─── Listing
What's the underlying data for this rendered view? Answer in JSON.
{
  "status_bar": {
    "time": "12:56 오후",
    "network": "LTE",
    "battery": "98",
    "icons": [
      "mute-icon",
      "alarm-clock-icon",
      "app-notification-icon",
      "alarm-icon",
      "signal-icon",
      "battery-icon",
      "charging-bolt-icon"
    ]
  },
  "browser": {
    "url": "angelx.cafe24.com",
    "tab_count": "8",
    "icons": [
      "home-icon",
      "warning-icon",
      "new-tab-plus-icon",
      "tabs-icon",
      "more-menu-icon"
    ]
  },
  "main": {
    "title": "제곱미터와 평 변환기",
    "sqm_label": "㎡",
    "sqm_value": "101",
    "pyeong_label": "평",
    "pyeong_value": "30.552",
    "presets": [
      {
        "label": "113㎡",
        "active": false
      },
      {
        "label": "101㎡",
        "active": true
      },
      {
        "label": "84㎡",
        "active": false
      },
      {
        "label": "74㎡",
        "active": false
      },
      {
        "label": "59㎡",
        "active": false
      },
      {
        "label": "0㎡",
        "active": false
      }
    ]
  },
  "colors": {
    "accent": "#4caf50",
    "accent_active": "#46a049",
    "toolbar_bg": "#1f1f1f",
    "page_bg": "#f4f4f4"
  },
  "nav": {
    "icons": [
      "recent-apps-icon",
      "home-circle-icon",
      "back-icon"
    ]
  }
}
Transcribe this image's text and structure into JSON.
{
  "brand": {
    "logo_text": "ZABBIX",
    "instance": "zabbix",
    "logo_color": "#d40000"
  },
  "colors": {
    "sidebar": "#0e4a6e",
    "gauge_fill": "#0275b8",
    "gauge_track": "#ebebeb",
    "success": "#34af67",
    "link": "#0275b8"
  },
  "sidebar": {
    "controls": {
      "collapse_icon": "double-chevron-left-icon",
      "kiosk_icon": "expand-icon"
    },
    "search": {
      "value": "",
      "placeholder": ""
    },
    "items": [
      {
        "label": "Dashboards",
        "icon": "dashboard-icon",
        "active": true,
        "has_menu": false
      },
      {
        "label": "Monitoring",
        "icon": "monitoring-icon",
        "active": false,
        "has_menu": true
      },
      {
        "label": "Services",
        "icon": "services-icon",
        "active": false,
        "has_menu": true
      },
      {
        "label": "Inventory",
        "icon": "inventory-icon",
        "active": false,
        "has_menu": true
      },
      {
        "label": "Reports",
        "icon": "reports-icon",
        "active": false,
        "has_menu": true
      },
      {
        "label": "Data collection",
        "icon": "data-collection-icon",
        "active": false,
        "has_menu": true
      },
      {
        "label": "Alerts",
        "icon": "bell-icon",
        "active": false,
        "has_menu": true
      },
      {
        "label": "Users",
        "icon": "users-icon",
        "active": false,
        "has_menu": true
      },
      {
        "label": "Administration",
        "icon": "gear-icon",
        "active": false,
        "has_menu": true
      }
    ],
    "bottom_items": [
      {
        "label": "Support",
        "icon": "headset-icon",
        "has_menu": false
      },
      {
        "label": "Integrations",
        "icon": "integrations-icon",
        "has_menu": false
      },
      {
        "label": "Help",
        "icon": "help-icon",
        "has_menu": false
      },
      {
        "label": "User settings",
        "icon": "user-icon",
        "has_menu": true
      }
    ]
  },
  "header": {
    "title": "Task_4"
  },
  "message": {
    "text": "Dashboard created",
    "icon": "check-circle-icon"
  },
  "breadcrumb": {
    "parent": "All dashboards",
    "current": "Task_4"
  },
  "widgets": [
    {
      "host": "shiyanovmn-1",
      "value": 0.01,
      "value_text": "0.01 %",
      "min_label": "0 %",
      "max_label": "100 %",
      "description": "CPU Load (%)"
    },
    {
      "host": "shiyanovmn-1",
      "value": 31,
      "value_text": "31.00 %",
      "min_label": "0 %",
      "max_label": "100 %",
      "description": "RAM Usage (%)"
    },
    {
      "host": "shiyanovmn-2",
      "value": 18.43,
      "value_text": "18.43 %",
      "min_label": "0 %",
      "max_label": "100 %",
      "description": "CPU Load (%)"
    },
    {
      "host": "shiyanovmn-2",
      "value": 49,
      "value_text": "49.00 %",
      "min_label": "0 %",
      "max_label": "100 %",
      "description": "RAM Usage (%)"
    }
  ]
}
──────
What you need to do | Write every entry out again exactly.

Task response |
What's the underlying data for this rendered view? Answer in JSON.
{
  "status_bar": {
    "time": "12:56 오후",
    "network": "LTE",
    "battery": "98",
    "icons": [
      "mute-icon",
      "alarm-clock-icon",
      "app-notification-icon",
      "alarm-icon",
      "signal-icon",
      "battery-icon",
      "charging-bolt-icon"
    ]
  },
  "browser": {
    "url": "angelx.cafe24.com",
    "tab_count": "8",
    "icons": [
      "home-icon",
      "warning-icon",
      "new-tab-plus-icon",
      "tabs-icon",
      "more-menu-icon"
    ]
  },
  "main": {
    "title": "제곱미터와 평 변환기",
    "sqm_label": "㎡",
    "sqm_value": "101",
    "pyeong_label": "평",
    "pyeong_value": "30.552",
    "presets": [
      {
        "label": "113㎡",
        "active": false
      },
      {
        "label": "101㎡",
        "active": true
      },
      {
        "label": "84㎡",
        "active": false
      },
      {
        "label": "74㎡",
        "active": false
      },
      {
        "label": "59㎡",
        "active": false
      },
      {
        "label": "0㎡",
        "active": false
      }
    ]
  },
  "colors": {
    "accent": "#4caf50",
    "accent_active": "#46a049",
    "toolbar_bg": "#1f1f1f",
    "page_bg": "#f4f4f4"
  },
  "nav": {
    "icons": [
      "recent-apps-icon",
      "home-circle-icon",
      "back-icon"
    ]
  }
}
Transcribe this image's text and structure into JSON.
{
  "brand": {
    "logo_text": "ZABBIX",
    "instance": "zabbix",
    "logo_color": "#d40000"
  },
  "colors": {
    "sidebar": "#0e4a6e",
    "gauge_fill": "#0275b8",
    "gauge_track": "#ebebeb",
    "success": "#34af67",
    "link": "#0275b8"
  },
  "sidebar": {
    "controls": {
      "collapse_icon": "double-chevron-left-icon",
      "kiosk_icon": "expand-icon"
    },
    "search": {
      "value": "",
      "placeholder": ""
    },
    "items": [
      {
        "label": "Dashboards",
        "icon": "dashboard-icon",
        "active": true,
        "has_menu": false
      },
      {
        "label": "Monitoring",
        "icon": "monitoring-icon",
        "active": false,
        "has_menu": true
      },
      {
        "label": "Services",
        "icon": "services-icon",
        "active": false,
        "has_menu": true
      },
      {
        "label": "Inventory",
        "icon": "inventory-icon",
        "active": false,
        "has_menu": true
      },
      {
        "label": "Reports",
        "icon": "reports-icon",
        "active": false,
        "has_menu": true
      },
      {
        "label": "Data collection",
        "icon": "data-collection-icon",
        "active": false,
        "has_menu": true
      },
      {
        "label": "Alerts",
        "icon": "bell-icon",
        "active": false,
        "has_menu": true
      },
      {
        "label": "Users",
        "icon": "users-icon",
        "active": false,
        "has_menu": true
      },
      {
        "label": "Administration",
        "icon": "gear-icon",
        "active": false,
        "has_menu": true
      }
    ],
    "bottom_items": [
      {
        "label": "Support",
        "icon": "headset-icon",
        "has_menu": false
      },
      {
        "label": "Integrations",
        "icon": "integrations-icon",
        "has_menu": false
      },
      {
        "label": "Help",
        "icon": "help-icon",
        "has_menu": false
      },
      {
        "label": "User settings",
        "icon": "user-icon",
        "has_menu": true
      }
    ]
  },
  "header": {
    "title": "Task_4"
  },
  "message": {
    "text": "Dashboard created",
    "icon": "check-circle-icon"
  },
  "breadcrumb": {
    "parent": "All dashboards",
    "current": "Task_4"
  },
  "widgets": [
    {
      "host": "shiyanovmn-1",
      "value": 0.01,
      "value_text": "0.01 %",
      "min_label": "0 %",
      "max_label": "100 %",
      "description": "CPU Load (%)"
    },
    {
      "host": "shiyanovmn-1",
      "value": 31,
      "value_text": "31.00 %",
      "min_label": "0 %",
      "max_label": "100 %",
      "description": "RAM Usage (%)"
    },
    {
      "host": "shiyanovmn-2",
      "value": 18.43,
      "value_text": "18.43 %",
      "min_label": "0 %",
      "max_label": "100 %",
      "description": "CPU Load (%)"
    },
    {
      "host": "shiyanovmn-2",
      "value": 49,
      "value_text": "49.00 %",
      "min_label": "0 %",
      "max_label": "100 %",
      "description": "RAM Usage (%)"
    }
  ]
}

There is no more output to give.